'''

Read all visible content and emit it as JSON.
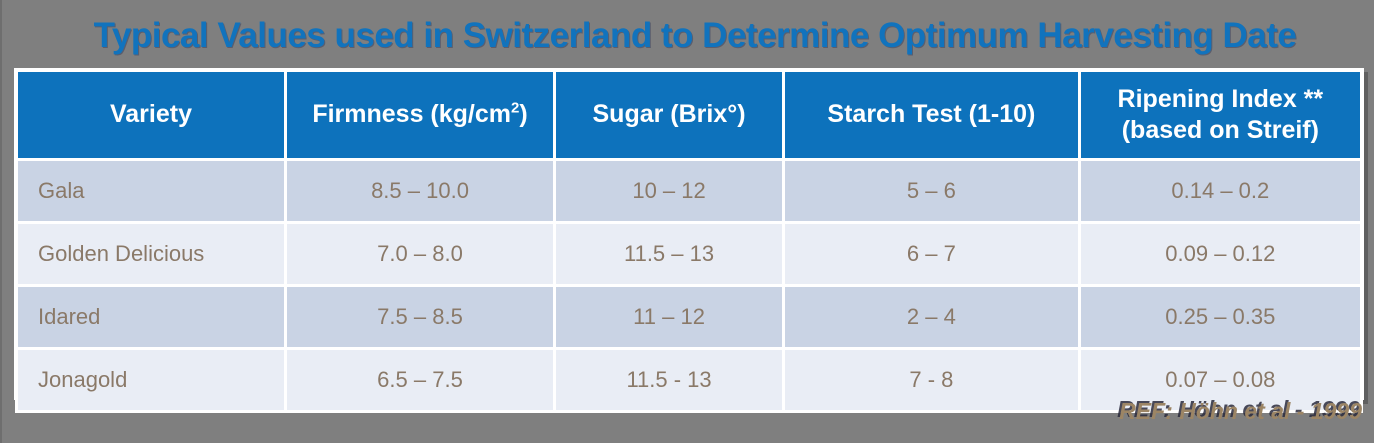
{
  "title": "Typical Values used in Switzerland to Determine Optimum Harvesting Date",
  "table": {
    "headers": {
      "variety": "Variety",
      "firmness_pre": "Firmness (kg/cm",
      "firmness_sup": "2",
      "firmness_post": ")",
      "sugar": "Sugar (Brix°)",
      "starch": "Starch Test (1-10)",
      "ripening_line1": "Ripening Index **",
      "ripening_line2": "(based on Streif)"
    },
    "rows": [
      {
        "variety": "Gala",
        "firmness": "8.5 – 10.0",
        "sugar": "10 – 12",
        "starch": "5 – 6",
        "ripening": "0.14 – 0.2"
      },
      {
        "variety": "Golden Delicious",
        "firmness": "7.0 – 8.0",
        "sugar": "11.5 – 13",
        "starch": "6 – 7",
        "ripening": "0.09 – 0.12"
      },
      {
        "variety": "Idared",
        "firmness": "7.5 – 8.5",
        "sugar": "11 – 12",
        "starch": "2 – 4",
        "ripening": "0.25 – 0.35"
      },
      {
        "variety": "Jonagold",
        "firmness": "6.5 – 7.5",
        "sugar": "11.5 - 13",
        "starch": "7 - 8",
        "ripening": "0.07 – 0.08"
      }
    ]
  },
  "reference": "REF: Höhn et al - 1999",
  "colors": {
    "background": "#7f7f7f",
    "title_blue": "#1173bd",
    "header_blue": "#0d72bc",
    "row_odd": "#c9d3e4",
    "row_even": "#e9edf5",
    "cell_text": "#8a7968",
    "header_text": "#ffffff",
    "grid_white": "#ffffff",
    "reference_tan": "#9c8565"
  },
  "chart_data": {
    "type": "table",
    "title": "Typical Values used in Switzerland to Determine Optimum Harvesting Date",
    "columns": [
      "Variety",
      "Firmness (kg/cm2)",
      "Sugar (Brix°)",
      "Starch Test (1-10)",
      "Ripening Index ** (based on Streif)"
    ],
    "rows": [
      [
        "Gala",
        "8.5 – 10.0",
        "10 – 12",
        "5 – 6",
        "0.14 – 0.2"
      ],
      [
        "Golden Delicious",
        "7.0 – 8.0",
        "11.5 – 13",
        "6 – 7",
        "0.09 – 0.12"
      ],
      [
        "Idared",
        "7.5 – 8.5",
        "11 – 12",
        "2 – 4",
        "0.25 – 0.35"
      ],
      [
        "Jonagold",
        "6.5 – 7.5",
        "11.5 - 13",
        "7 - 8",
        "0.07 – 0.08"
      ]
    ]
  }
}
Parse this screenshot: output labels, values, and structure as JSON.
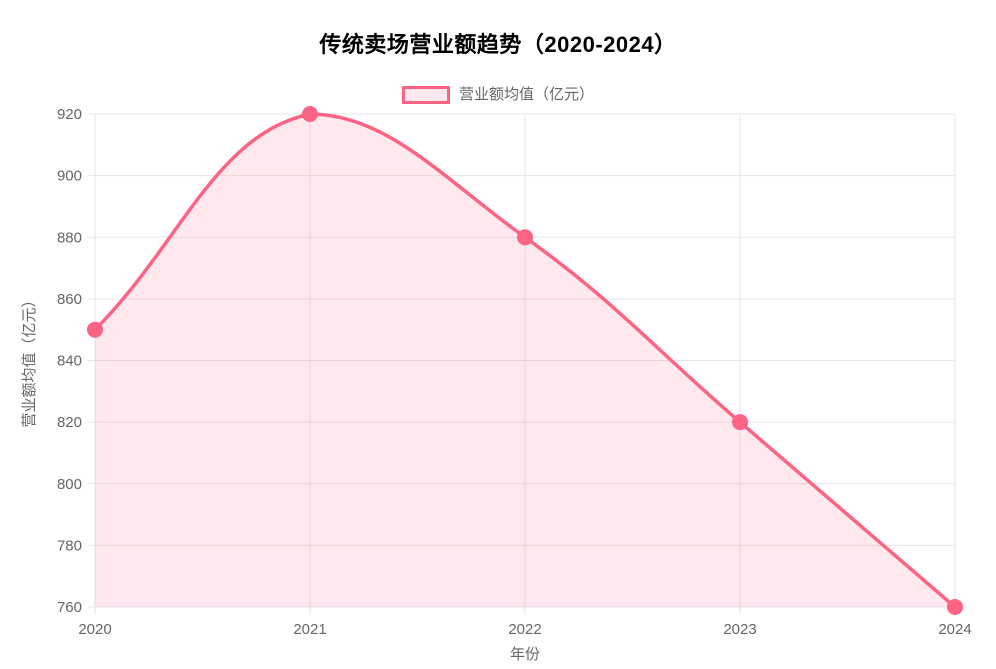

'''

What the exercise asks
Copy out each line word for word, please, skipping the images.

Answer to this exercise
Read all visible content and emit it as JSON.
{
  "title": "Typical Values used in Switzerland to Determine Optimum Harvesting Date",
  "table": {
    "headers": {
      "variety": "Variety",
      "firmness_pre": "Firmness (kg/cm",
      "firmness_sup": "2",
      "firmness_post": ")",
      "sugar": "Sugar (Brix°)",
      "starch": "Starch Test (1-10)",
      "ripening_line1": "Ripening Index **",
      "ripening_line2": "(based on Streif)"
    },
    "rows": [
      {
        "variety": "Gala",
        "firmness": "8.5 – 10.0",
        "sugar": "10 – 12",
        "starch": "5 – 6",
        "ripening": "0.14 – 0.2"
      },
      {
        "variety": "Golden Delicious",
        "firmness": "7.0 – 8.0",
        "sugar": "11.5 – 13",
        "starch": "6 – 7",
        "ripening": "0.09 – 0.12"
      },
      {
        "variety": "Idared",
        "firmness": "7.5 – 8.5",
        "sugar": "11 – 12",
        "starch": "2 – 4",
        "ripening": "0.25 – 0.35"
      },
      {
        "variety": "Jonagold",
        "firmness": "6.5 – 7.5",
        "sugar": "11.5 - 13",
        "starch": "7 - 8",
        "ripening": "0.07 – 0.08"
      }
    ]
  },
  "reference": "REF: Höhn et al - 1999",
  "colors": {
    "background": "#7f7f7f",
    "title_blue": "#1173bd",
    "header_blue": "#0d72bc",
    "row_odd": "#c9d3e4",
    "row_even": "#e9edf5",
    "cell_text": "#8a7968",
    "header_text": "#ffffff",
    "grid_white": "#ffffff",
    "reference_tan": "#9c8565"
  },
  "chart_data": {
    "type": "table",
    "title": "Typical Values used in Switzerland to Determine Optimum Harvesting Date",
    "columns": [
      "Variety",
      "Firmness (kg/cm2)",
      "Sugar (Brix°)",
      "Starch Test (1-10)",
      "Ripening Index ** (based on Streif)"
    ],
    "rows": [
      [
        "Gala",
        "8.5 – 10.0",
        "10 – 12",
        "5 – 6",
        "0.14 – 0.2"
      ],
      [
        "Golden Delicious",
        "7.0 – 8.0",
        "11.5 – 13",
        "6 – 7",
        "0.09 – 0.12"
      ],
      [
        "Idared",
        "7.5 – 8.5",
        "11 – 12",
        "2 – 4",
        "0.25 – 0.35"
      ],
      [
        "Jonagold",
        "6.5 – 7.5",
        "11.5 - 13",
        "7 - 8",
        "0.07 – 0.08"
      ]
    ]
  }
}
Parse this screenshot: output labels, values, and structure as JSON.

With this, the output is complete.